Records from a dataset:
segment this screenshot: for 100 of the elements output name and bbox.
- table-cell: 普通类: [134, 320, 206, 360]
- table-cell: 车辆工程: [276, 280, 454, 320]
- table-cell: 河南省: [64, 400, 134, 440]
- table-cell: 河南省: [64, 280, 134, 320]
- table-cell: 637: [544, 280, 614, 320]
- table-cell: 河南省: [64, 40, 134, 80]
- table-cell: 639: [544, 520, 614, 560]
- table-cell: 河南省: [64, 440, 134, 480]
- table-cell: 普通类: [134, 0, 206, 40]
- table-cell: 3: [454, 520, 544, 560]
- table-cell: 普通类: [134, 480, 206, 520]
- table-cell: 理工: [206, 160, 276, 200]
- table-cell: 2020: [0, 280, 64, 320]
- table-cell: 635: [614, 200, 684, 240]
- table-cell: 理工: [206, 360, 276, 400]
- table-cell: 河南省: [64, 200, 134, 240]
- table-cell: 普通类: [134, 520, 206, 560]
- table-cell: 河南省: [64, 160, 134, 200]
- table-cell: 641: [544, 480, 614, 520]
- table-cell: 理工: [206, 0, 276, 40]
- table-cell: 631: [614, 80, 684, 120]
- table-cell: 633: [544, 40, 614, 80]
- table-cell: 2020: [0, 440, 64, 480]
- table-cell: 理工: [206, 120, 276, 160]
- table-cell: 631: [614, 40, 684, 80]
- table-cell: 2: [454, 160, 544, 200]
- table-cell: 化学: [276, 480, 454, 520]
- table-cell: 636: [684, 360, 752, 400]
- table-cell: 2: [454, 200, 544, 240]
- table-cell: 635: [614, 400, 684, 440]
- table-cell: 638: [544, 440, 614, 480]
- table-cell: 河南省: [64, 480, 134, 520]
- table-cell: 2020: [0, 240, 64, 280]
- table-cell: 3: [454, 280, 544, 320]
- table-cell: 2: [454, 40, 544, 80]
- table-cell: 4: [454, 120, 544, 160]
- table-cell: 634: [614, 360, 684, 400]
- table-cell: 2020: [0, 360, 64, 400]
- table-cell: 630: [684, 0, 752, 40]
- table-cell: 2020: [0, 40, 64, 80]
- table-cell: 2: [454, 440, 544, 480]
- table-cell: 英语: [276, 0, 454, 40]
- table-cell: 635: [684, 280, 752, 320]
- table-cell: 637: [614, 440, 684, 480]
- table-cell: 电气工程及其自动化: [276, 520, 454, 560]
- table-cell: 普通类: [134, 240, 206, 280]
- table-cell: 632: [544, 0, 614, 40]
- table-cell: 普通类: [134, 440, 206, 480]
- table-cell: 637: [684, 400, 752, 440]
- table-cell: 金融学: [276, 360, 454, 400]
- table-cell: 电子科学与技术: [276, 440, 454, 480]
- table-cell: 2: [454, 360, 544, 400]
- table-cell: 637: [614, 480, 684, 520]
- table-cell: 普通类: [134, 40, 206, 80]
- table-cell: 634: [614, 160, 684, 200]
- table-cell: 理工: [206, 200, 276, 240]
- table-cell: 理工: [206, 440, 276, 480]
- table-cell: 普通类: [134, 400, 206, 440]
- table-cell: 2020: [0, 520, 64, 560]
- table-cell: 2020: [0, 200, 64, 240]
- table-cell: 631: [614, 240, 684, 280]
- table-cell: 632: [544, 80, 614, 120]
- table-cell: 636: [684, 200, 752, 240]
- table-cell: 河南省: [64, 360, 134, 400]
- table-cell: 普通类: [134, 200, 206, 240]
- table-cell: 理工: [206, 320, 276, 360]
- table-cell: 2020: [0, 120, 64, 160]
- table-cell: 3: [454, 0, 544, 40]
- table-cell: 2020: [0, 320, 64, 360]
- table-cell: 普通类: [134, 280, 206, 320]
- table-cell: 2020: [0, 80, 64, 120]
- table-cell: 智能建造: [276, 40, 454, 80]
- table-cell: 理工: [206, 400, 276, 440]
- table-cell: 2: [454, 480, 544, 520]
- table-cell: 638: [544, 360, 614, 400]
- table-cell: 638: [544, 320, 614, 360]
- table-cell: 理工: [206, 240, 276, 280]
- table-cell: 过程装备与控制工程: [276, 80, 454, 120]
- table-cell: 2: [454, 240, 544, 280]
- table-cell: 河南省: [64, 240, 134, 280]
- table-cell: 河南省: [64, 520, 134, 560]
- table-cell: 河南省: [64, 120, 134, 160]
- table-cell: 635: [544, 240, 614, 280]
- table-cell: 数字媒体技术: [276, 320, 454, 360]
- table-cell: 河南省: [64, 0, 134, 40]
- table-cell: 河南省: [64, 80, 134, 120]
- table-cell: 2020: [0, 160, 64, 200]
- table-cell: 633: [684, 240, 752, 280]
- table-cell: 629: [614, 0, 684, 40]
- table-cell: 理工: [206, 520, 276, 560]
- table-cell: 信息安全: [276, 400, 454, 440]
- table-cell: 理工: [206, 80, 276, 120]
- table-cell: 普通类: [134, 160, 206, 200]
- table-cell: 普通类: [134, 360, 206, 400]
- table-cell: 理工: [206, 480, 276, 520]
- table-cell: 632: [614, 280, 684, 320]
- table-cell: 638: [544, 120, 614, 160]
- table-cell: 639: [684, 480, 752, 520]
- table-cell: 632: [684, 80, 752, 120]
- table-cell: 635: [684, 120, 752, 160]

● SHORT PROBLEM:
Copy every line of the records above with no changes.

● RESPONSE:
segment this screenshot: for 100 of the elements output name and bbox.
- table-cell: 普通类: [134, 320, 206, 360]
- table-cell: 车辆工程: [276, 280, 454, 320]
- table-cell: 河南省: [64, 400, 134, 440]
- table-cell: 河南省: [64, 280, 134, 320]
- table-cell: 637: [544, 280, 614, 320]
- table-cell: 河南省: [64, 40, 134, 80]
- table-cell: 639: [544, 520, 614, 560]
- table-cell: 河南省: [64, 440, 134, 480]
- table-cell: 普通类: [134, 0, 206, 40]
- table-cell: 3: [454, 520, 544, 560]
- table-cell: 普通类: [134, 480, 206, 520]
- table-cell: 理工: [206, 160, 276, 200]
- table-cell: 2020: [0, 280, 64, 320]
- table-cell: 635: [614, 200, 684, 240]
- table-cell: 理工: [206, 360, 276, 400]
- table-cell: 河南省: [64, 200, 134, 240]
- table-cell: 普通类: [134, 520, 206, 560]
- table-cell: 河南省: [64, 160, 134, 200]
- table-cell: 641: [544, 480, 614, 520]
- table-cell: 理工: [206, 0, 276, 40]
- table-cell: 631: [614, 80, 684, 120]
- table-cell: 633: [544, 40, 614, 80]
- table-cell: 2020: [0, 440, 64, 480]
- table-cell: 理工: [206, 120, 276, 160]
- table-cell: 631: [614, 40, 684, 80]
- table-cell: 2: [454, 160, 544, 200]
- table-cell: 化学: [276, 480, 454, 520]
- table-cell: 636: [684, 360, 752, 400]
- table-cell: 2: [454, 200, 544, 240]
- table-cell: 635: [614, 400, 684, 440]
- table-cell: 638: [544, 440, 614, 480]
- table-cell: 河南省: [64, 480, 134, 520]
- table-cell: 2020: [0, 240, 64, 280]
- table-cell: 3: [454, 280, 544, 320]
- table-cell: 2: [454, 40, 544, 80]
- table-cell: 4: [454, 120, 544, 160]
- table-cell: 634: [614, 360, 684, 400]
- table-cell: 2020: [0, 360, 64, 400]
- table-cell: 630: [684, 0, 752, 40]
- table-cell: 2020: [0, 40, 64, 80]
- table-cell: 2: [454, 440, 544, 480]
- table-cell: 英语: [276, 0, 454, 40]
- table-cell: 635: [684, 280, 752, 320]
- table-cell: 637: [614, 440, 684, 480]
- table-cell: 电气工程及其自动化: [276, 520, 454, 560]
- table-cell: 普通类: [134, 240, 206, 280]
- table-cell: 632: [544, 0, 614, 40]
- table-cell: 普通类: [134, 440, 206, 480]
- table-cell: 637: [684, 400, 752, 440]
- table-cell: 金融学: [276, 360, 454, 400]
- table-cell: 电子科学与技术: [276, 440, 454, 480]
- table-cell: 2: [454, 360, 544, 400]
- table-cell: 637: [614, 480, 684, 520]
- table-cell: 普通类: [134, 40, 206, 80]
- table-cell: 634: [614, 160, 684, 200]
- table-cell: 理工: [206, 200, 276, 240]
- table-cell: 理工: [206, 440, 276, 480]
- table-cell: 普通类: [134, 400, 206, 440]
- table-cell: 2020: [0, 520, 64, 560]
- table-cell: 2020: [0, 200, 64, 240]
- table-cell: 631: [614, 240, 684, 280]
- table-cell: 632: [544, 80, 614, 120]
- table-cell: 636: [684, 200, 752, 240]
- table-cell: 河南省: [64, 360, 134, 400]
- table-cell: 普通类: [134, 200, 206, 240]
- table-cell: 理工: [206, 320, 276, 360]
- table-cell: 2020: [0, 120, 64, 160]
- table-cell: 3: [454, 0, 544, 40]
- table-cell: 2020: [0, 320, 64, 360]
- table-cell: 普通类: [134, 280, 206, 320]
- table-cell: 2020: [0, 80, 64, 120]
- table-cell: 智能建造: [276, 40, 454, 80]
- table-cell: 理工: [206, 400, 276, 440]
- table-cell: 2: [454, 480, 544, 520]
- table-cell: 638: [544, 360, 614, 400]
- table-cell: 638: [544, 320, 614, 360]
- table-cell: 理工: [206, 240, 276, 280]
- table-cell: 过程装备与控制工程: [276, 80, 454, 120]
- table-cell: 2: [454, 240, 544, 280]
- table-cell: 河南省: [64, 240, 134, 280]
- table-cell: 河南省: [64, 520, 134, 560]
- table-cell: 河南省: [64, 120, 134, 160]
- table-cell: 635: [544, 240, 614, 280]
- table-cell: 数字媒体技术: [276, 320, 454, 360]
- table-cell: 河南省: [64, 0, 134, 40]
- table-cell: 河南省: [64, 80, 134, 120]
- table-cell: 2020: [0, 160, 64, 200]
- table-cell: 633: [684, 240, 752, 280]
- table-cell: 629: [614, 0, 684, 40]
- table-cell: 理工: [206, 520, 276, 560]
- table-cell: 信息安全: [276, 400, 454, 440]
- table-cell: 理工: [206, 80, 276, 120]
- table-cell: 普通类: [134, 160, 206, 200]
- table-cell: 普通类: [134, 360, 206, 400]
- table-cell: 理工: [206, 480, 276, 520]
- table-cell: 632: [614, 280, 684, 320]
- table-cell: 638: [544, 120, 614, 160]
- table-cell: 639: [684, 480, 752, 520]
- table-cell: 632: [684, 80, 752, 120]
- table-cell: 635: [684, 120, 752, 160]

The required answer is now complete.